-------- Source data --------
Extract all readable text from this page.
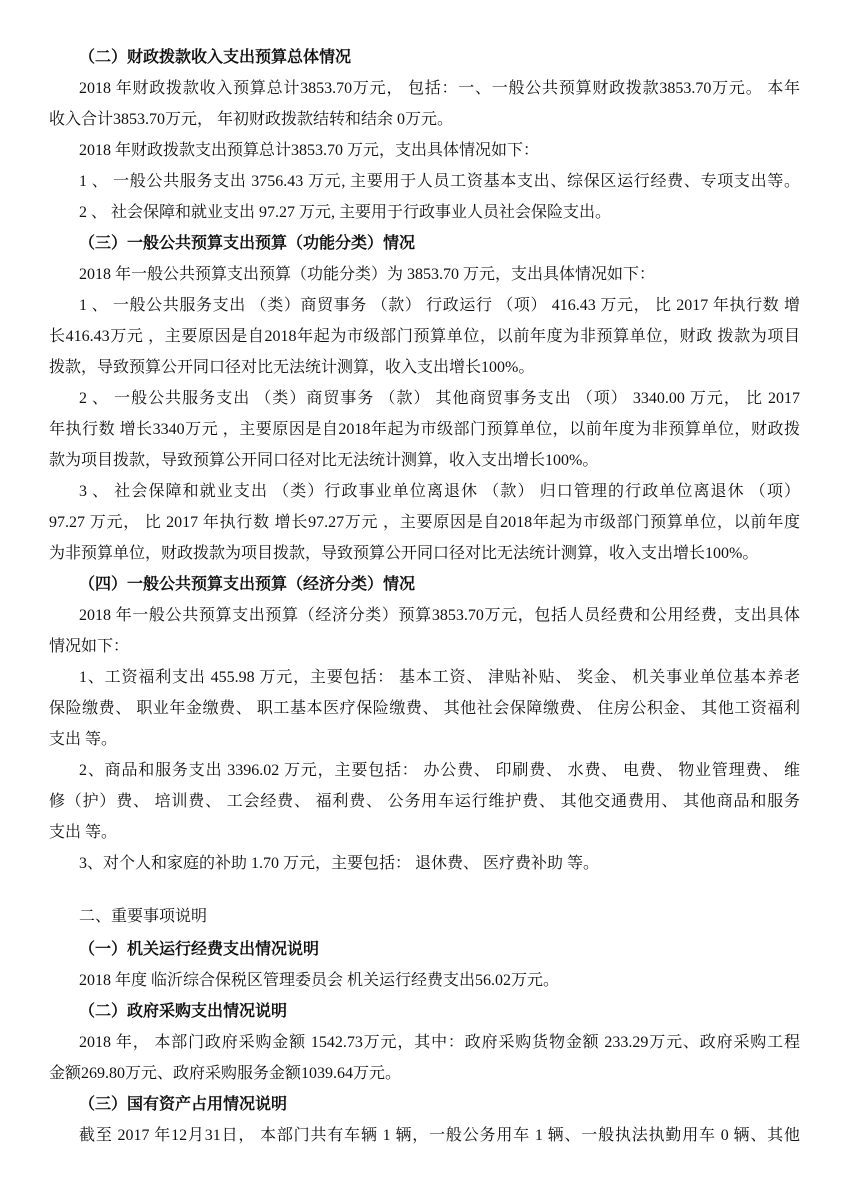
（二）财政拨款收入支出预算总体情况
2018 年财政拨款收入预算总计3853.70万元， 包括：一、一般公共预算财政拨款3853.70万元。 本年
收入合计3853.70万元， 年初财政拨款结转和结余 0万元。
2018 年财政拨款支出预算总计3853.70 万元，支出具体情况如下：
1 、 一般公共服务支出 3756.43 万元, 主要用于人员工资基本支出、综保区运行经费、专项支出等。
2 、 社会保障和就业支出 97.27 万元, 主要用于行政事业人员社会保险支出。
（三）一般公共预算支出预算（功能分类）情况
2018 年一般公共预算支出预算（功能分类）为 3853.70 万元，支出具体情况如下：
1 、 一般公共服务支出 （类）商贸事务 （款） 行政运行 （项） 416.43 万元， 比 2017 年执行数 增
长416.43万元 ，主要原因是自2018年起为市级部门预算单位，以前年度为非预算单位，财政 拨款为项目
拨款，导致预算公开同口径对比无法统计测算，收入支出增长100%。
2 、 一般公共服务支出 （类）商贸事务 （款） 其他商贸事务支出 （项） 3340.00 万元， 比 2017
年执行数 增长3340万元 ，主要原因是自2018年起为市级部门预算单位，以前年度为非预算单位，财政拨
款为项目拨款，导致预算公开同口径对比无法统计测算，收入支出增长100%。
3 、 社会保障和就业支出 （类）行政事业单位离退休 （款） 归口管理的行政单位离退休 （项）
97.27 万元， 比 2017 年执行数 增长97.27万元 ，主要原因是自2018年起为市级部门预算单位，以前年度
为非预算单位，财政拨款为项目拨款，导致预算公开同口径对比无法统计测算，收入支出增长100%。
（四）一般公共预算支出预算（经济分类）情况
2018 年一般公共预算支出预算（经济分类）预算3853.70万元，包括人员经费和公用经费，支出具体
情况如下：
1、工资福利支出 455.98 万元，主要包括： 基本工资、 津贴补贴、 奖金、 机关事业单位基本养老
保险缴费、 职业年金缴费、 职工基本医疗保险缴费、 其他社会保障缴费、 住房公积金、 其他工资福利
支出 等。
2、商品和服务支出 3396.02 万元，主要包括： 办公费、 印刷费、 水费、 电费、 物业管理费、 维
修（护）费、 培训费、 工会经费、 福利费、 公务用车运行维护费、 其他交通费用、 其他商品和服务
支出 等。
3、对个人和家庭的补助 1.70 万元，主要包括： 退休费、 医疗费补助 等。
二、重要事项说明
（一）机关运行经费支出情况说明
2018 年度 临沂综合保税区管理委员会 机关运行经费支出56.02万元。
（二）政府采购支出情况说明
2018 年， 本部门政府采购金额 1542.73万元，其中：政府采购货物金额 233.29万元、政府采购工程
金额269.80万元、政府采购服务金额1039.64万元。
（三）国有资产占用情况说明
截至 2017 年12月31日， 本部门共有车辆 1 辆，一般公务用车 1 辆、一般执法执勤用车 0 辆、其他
--------
-------- Source data --------
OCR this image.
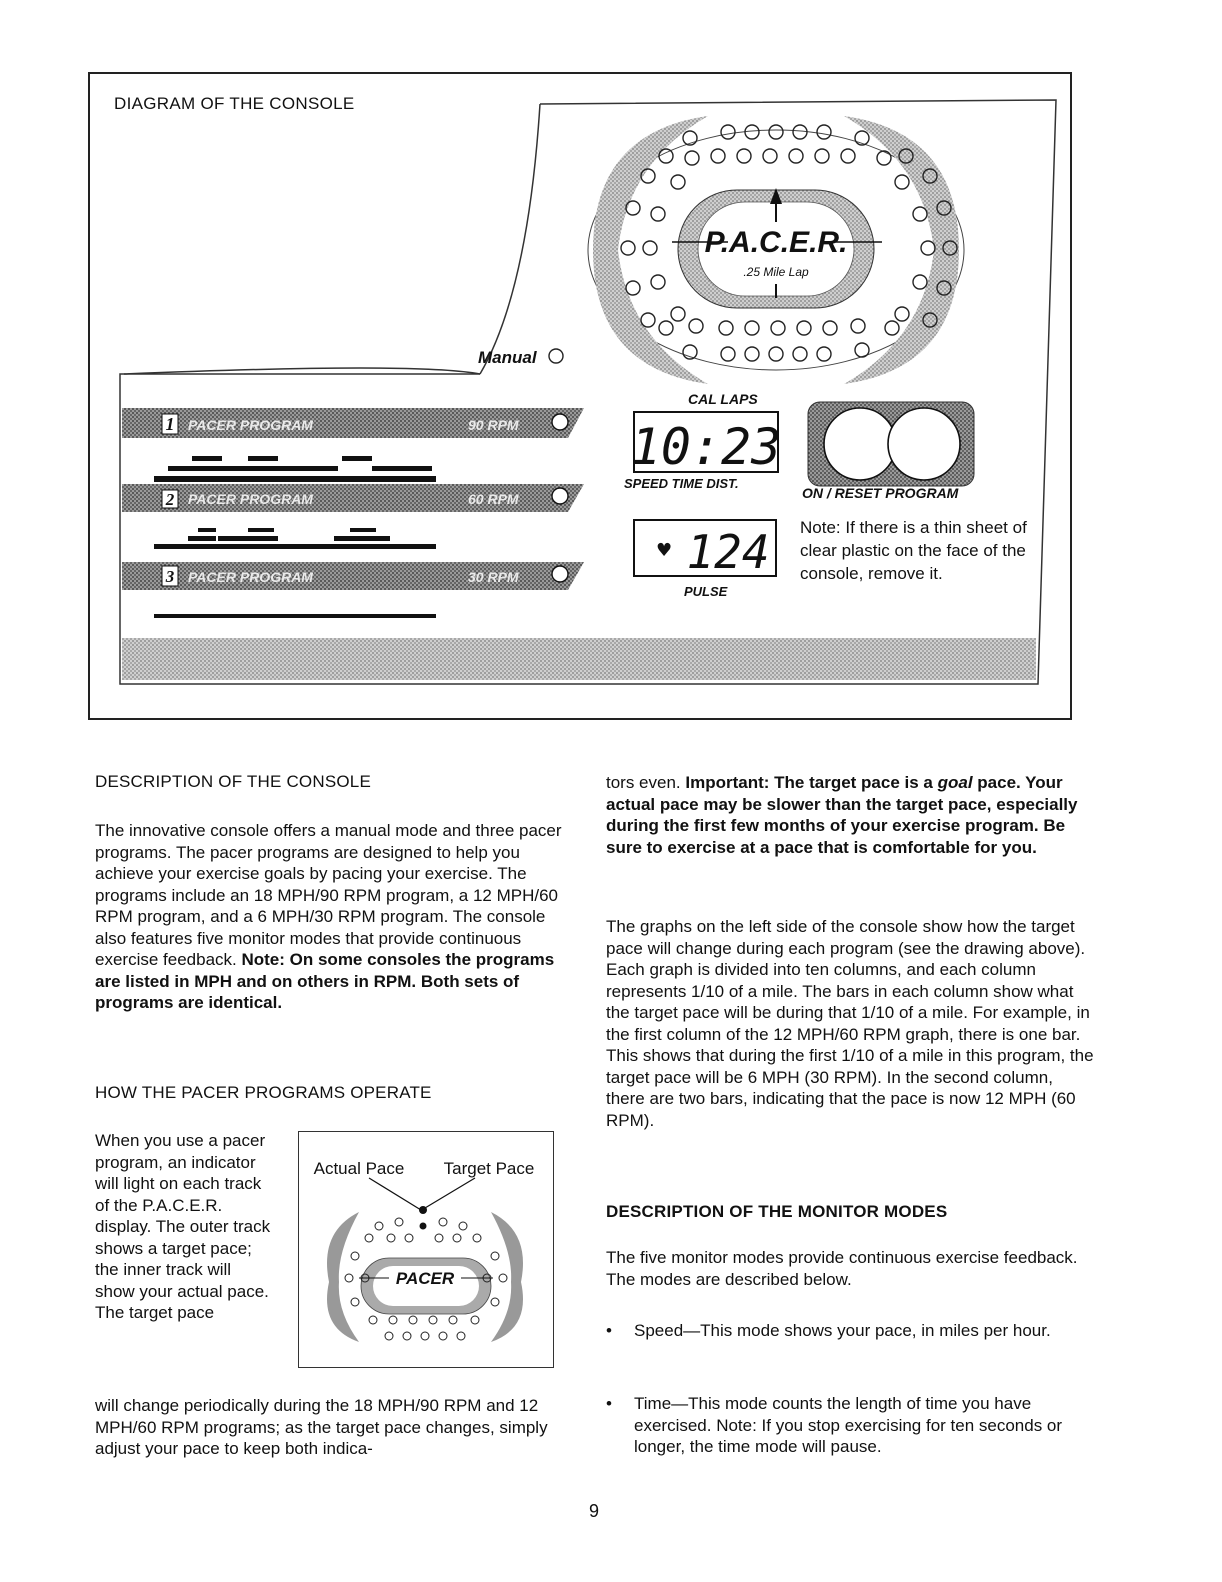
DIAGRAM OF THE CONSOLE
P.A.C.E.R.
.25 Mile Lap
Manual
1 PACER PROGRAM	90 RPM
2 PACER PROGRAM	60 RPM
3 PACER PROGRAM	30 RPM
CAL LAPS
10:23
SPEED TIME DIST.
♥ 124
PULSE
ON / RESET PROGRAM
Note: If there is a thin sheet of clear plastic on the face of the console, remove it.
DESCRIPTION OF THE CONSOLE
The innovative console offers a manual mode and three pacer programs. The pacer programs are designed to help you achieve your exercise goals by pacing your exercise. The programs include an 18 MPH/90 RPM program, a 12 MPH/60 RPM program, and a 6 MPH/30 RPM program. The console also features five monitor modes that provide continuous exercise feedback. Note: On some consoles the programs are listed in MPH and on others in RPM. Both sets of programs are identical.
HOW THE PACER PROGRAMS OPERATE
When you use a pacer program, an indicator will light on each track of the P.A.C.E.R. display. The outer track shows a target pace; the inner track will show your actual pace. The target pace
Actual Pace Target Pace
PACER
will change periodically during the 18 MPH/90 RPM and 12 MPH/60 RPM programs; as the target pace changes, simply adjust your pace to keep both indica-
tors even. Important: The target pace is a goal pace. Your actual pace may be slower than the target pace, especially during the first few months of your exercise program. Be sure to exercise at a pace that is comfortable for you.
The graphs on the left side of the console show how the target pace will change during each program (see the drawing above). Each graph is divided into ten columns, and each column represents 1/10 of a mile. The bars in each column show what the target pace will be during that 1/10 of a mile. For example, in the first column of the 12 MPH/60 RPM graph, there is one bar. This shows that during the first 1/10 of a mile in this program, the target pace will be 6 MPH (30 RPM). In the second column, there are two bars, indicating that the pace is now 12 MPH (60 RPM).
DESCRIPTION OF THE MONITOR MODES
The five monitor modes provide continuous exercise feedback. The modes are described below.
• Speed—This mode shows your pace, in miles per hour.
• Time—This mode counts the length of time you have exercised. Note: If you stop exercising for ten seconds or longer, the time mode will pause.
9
--------
-------- Source data --------
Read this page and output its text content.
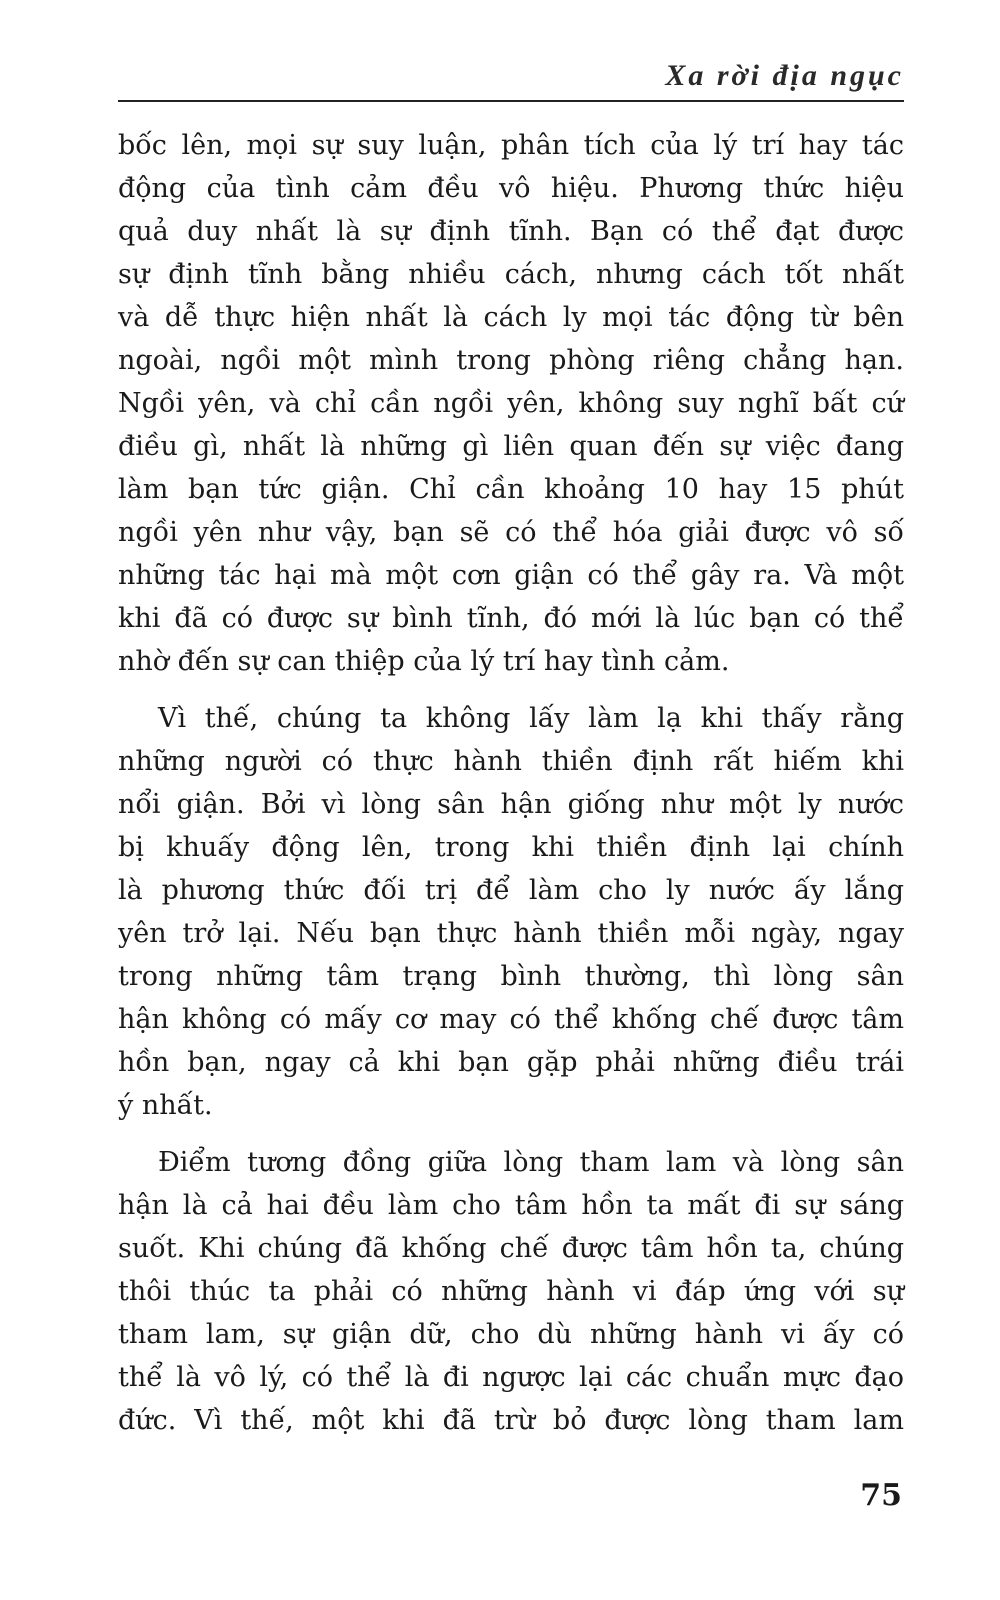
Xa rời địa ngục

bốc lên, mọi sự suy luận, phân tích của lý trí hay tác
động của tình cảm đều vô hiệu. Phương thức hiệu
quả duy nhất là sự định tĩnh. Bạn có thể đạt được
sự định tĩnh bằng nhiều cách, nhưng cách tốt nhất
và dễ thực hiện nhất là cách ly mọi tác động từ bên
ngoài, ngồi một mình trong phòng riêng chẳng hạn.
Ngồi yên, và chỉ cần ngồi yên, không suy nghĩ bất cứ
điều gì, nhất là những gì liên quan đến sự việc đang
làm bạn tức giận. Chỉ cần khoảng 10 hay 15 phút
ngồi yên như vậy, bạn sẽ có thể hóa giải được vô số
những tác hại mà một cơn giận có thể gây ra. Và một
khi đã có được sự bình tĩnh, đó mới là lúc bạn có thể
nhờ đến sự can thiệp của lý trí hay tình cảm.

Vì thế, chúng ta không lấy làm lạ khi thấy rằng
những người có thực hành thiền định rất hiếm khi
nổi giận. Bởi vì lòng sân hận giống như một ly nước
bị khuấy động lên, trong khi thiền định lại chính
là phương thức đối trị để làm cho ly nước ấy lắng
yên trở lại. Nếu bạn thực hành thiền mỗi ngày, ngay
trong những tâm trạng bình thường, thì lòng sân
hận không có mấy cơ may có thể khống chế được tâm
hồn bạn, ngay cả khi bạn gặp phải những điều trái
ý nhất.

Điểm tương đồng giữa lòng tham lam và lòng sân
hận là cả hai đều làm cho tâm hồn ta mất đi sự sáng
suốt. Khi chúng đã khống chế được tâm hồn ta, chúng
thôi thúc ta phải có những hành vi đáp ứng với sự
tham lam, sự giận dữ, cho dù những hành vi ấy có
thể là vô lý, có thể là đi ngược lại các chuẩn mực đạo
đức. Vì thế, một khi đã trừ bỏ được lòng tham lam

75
--------
■ **The exercise**:
Where a line in the entries holds "年执行数", copy that line.

■ **Task solution**:
1 、 一般公共服务支出 （类）商贸事务 （款） 行政运行 （项） 416.43 万元， 比 2017 年执行数 增
年执行数 增长3340万元 ，主要原因是自2018年起为市级部门预算单位，以前年度为非预算单位，财政拨
97.27 万元， 比 2017 年执行数 增长97.27万元 ，主要原因是自2018年起为市级部门预算单位，以前年度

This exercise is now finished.